--- Begin Data excerpts ---

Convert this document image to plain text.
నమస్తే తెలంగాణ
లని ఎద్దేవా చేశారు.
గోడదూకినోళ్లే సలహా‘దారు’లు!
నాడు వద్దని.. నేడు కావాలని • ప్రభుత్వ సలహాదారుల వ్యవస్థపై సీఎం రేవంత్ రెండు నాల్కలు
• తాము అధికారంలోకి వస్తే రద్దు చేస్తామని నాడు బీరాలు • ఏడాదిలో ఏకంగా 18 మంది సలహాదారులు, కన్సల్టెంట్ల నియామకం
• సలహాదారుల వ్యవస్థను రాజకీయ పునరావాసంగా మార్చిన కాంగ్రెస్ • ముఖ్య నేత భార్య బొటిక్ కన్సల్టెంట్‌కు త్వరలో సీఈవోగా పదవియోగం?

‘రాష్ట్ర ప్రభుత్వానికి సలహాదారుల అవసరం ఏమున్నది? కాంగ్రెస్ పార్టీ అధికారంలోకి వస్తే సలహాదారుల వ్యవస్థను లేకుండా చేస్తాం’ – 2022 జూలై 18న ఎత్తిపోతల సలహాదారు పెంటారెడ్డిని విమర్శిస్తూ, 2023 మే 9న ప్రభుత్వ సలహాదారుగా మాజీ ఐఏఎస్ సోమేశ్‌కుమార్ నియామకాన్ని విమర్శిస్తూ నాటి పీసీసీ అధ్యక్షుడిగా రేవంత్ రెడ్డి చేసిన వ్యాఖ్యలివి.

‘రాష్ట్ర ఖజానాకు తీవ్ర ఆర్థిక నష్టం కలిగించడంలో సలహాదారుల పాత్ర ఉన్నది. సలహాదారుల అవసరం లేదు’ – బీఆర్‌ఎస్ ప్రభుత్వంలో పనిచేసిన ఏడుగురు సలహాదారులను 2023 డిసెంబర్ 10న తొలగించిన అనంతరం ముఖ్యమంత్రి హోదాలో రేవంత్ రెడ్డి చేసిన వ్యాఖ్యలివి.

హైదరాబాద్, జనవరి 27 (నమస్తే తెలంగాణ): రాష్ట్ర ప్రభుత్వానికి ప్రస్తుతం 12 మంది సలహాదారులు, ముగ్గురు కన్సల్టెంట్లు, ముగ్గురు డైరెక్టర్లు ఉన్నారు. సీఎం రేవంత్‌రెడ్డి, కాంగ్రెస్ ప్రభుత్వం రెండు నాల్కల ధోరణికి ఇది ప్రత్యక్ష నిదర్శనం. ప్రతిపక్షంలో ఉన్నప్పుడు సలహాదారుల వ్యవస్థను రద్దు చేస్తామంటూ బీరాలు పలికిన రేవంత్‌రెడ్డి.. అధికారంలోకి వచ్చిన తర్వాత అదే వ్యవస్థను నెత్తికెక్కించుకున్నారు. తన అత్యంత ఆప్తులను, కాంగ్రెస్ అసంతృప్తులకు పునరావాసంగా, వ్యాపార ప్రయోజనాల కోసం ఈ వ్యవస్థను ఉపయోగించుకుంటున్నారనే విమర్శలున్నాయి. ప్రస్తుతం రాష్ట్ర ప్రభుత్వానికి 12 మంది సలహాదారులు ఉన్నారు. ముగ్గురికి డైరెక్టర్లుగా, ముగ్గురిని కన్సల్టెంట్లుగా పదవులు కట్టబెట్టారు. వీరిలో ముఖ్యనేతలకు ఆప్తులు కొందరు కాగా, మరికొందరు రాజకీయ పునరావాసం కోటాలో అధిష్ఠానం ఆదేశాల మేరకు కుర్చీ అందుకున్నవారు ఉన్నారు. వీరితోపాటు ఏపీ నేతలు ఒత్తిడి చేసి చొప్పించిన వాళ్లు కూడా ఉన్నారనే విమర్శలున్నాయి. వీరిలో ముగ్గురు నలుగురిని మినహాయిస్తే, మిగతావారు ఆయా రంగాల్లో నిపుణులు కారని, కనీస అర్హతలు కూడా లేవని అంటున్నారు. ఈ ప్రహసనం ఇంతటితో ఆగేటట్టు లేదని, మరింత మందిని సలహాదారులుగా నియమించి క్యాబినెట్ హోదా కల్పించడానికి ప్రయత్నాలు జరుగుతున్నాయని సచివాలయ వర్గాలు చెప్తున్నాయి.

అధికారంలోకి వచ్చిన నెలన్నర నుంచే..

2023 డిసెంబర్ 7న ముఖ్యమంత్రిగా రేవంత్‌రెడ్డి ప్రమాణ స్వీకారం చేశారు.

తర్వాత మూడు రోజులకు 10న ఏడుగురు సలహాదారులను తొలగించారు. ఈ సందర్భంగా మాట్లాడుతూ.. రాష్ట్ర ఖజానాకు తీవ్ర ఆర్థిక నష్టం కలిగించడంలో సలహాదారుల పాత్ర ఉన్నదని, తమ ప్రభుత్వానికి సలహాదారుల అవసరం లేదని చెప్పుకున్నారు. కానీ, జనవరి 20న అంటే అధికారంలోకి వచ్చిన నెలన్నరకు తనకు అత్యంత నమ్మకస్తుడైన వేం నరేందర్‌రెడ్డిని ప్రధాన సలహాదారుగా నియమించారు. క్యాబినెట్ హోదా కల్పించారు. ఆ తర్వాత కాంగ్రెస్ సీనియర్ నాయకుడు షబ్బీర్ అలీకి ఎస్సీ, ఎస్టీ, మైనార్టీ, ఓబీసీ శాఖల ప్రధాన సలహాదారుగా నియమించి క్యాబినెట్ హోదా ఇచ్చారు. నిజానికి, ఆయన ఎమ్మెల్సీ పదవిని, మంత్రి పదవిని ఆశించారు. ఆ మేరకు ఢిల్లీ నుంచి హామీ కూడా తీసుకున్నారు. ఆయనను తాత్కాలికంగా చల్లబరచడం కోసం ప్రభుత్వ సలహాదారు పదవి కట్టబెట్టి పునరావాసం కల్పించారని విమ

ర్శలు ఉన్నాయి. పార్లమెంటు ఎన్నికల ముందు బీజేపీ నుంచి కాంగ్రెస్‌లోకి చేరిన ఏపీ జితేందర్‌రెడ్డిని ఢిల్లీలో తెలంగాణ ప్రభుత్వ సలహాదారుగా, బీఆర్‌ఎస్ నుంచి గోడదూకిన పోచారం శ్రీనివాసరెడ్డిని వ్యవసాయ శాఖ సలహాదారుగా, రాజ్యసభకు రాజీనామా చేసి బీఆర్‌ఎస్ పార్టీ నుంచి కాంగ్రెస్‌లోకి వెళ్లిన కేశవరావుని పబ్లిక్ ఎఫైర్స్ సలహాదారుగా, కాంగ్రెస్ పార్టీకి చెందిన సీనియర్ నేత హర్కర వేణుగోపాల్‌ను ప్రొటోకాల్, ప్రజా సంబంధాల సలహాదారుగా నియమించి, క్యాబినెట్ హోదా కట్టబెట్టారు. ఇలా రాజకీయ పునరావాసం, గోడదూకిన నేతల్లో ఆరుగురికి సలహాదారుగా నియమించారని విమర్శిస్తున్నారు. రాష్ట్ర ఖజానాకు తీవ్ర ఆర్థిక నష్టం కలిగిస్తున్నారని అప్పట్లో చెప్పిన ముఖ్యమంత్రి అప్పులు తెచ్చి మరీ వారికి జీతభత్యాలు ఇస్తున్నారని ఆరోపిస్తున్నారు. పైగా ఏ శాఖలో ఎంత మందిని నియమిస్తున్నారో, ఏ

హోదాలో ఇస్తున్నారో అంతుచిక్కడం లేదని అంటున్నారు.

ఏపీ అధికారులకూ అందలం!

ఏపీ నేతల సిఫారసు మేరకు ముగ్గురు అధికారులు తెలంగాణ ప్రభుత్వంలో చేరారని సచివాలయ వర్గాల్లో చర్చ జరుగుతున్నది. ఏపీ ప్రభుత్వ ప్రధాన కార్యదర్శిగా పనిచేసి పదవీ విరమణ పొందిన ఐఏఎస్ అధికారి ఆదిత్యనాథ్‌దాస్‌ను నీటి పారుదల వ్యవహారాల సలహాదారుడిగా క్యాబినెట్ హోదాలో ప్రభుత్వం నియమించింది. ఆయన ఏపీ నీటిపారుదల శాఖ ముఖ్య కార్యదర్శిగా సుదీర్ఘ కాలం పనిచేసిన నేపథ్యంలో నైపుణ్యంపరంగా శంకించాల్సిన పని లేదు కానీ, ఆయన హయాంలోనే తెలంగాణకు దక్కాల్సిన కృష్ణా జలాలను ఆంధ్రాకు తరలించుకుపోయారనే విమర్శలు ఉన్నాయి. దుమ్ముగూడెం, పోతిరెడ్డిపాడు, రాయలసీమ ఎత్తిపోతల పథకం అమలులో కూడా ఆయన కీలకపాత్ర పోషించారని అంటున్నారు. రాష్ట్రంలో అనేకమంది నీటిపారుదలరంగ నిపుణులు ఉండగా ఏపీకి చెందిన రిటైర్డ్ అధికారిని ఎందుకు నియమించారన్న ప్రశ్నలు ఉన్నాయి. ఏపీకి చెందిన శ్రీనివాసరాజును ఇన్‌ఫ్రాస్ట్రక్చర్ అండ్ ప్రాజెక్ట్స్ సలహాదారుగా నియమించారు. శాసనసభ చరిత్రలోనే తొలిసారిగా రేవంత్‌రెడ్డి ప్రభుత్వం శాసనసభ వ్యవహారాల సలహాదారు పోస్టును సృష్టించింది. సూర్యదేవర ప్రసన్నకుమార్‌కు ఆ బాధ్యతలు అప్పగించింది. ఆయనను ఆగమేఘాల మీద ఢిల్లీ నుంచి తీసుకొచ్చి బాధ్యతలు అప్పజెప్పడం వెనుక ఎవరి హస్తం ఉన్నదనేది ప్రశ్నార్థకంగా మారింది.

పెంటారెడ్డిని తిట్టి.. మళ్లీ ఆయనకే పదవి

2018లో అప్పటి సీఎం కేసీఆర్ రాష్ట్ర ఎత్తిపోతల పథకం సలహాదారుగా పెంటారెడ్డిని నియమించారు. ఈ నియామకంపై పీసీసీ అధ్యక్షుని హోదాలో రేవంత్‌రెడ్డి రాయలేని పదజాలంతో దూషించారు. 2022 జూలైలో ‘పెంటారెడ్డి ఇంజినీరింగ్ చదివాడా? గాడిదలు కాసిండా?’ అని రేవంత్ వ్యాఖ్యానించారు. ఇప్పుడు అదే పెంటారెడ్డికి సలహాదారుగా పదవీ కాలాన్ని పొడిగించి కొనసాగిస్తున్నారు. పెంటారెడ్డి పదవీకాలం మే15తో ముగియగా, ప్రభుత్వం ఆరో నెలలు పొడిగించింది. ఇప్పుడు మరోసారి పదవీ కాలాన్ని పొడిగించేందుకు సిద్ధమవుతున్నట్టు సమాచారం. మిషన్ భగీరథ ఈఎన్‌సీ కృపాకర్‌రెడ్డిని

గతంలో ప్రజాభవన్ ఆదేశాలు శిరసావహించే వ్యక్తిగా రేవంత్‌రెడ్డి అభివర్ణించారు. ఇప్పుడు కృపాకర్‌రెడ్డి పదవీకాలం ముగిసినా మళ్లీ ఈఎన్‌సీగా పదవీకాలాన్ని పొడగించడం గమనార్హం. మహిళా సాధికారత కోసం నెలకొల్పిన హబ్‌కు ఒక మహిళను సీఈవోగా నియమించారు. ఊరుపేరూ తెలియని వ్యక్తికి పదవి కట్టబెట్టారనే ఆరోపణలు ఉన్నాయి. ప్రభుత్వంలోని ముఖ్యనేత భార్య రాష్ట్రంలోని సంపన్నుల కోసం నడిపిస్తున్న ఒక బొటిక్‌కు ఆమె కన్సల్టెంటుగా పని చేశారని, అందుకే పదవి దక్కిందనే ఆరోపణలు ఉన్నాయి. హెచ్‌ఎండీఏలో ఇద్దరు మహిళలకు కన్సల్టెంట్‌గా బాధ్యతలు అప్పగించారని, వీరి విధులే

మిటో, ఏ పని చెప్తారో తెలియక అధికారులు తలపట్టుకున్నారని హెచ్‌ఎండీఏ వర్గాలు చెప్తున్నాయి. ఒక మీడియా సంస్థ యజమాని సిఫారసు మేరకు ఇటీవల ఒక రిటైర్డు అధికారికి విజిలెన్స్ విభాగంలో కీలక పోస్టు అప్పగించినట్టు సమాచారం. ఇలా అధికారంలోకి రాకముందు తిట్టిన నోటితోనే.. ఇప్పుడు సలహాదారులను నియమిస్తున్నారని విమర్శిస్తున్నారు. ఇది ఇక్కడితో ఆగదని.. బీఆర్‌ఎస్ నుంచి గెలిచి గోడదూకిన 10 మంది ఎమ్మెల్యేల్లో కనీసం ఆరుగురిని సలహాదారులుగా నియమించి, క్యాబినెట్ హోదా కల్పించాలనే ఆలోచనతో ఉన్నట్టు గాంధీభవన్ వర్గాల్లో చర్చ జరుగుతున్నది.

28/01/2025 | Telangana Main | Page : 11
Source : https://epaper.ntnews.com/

--- End Data excerpts ---

Collect the lines that hold "అవసర".

## The solution
‘రాష్ట్ర ప్రభుత్వానికి సలహాదారుల అవసరం ఏమున్నది? కాంగ్రెస్ పార్టీ అధికారంలోకి వస్తే సలహాదారుల వ్యవస్థను లేకుండా చేస్తాం’ – 2022 జూలై 18న ఎత్తిపోతల సలహాదారు పెంటారెడ్డిని విమర్శిస్తూ, 2023 మే 9న ప్రభుత్వ సలహాదారుగా మాజీ ఐఏఎస్ సోమేశ్‌కుమార్ నియామకాన్ని విమర్శిస్తూ నాటి పీసీసీ అధ్యక్షుడిగా రేవంత్ రెడ్డి చేసిన వ్యాఖ్యలివి.
‘రాష్ట్ర ఖజానాకు తీవ్ర ఆర్థిక నష్టం కలిగించడంలో సలహాదారుల పాత్ర ఉన్నది. సలహాదారుల అవసరం లేదు’ – బీఆర్‌ఎస్ ప్రభుత్వంలో పనిచేసిన ఏడుగురు సలహాదారులను 2023 డిసెంబర్ 10న తొలగించిన అనంతరం ముఖ్యమంత్రి హోదాలో రేవంత్ రెడ్డి చేసిన వ్యాఖ్యలివి.
తర్వాత మూడు రోజులకు 10న ఏడుగురు సలహాదారులను తొలగించారు. ఈ సందర్భంగా మాట్లాడుతూ.. రాష్ట్ర ఖజానాకు తీవ్ర ఆర్థిక నష్టం కలిగించడంలో సలహాదారుల పాత్ర ఉన్నదని, తమ ప్రభుత్వానికి సలహాదారుల అవసరం లేదని చెప్పుకున్నారు. కానీ, జనవరి 20న అంటే అధికారంలోకి వచ్చిన నెలన్నరకు తనకు అత్యంత నమ్మకస్తుడైన వేం నరేందర్‌రెడ్డిని ప్రధాన సలహాదారుగా నియమించారు. క్యాబినెట్ హోదా కల్పించారు. ఆ తర్వాత కాంగ్రెస్ సీనియర్ నాయకుడు షబ్బీర్ అలీకి ఎస్సీ, ఎస్టీ, మైనార్టీ, ఓబీసీ శాఖల ప్రధాన సలహాదారుగా నియమించి క్యాబినెట్ హోదా ఇచ్చారు. నిజానికి, ఆయన ఎమ్మెల్సీ పదవిని, మంత్రి పదవిని ఆశించారు. ఆ మేరకు ఢిల్లీ నుంచి హామీ కూడా తీసుకున్నారు. ఆయనను తాత్కాలికంగా చల్లబరచడం కోసం ప్రభుత్వ సలహాదారు పదవి కట్టబెట్టి పునరావాసం కల్పించారని విమ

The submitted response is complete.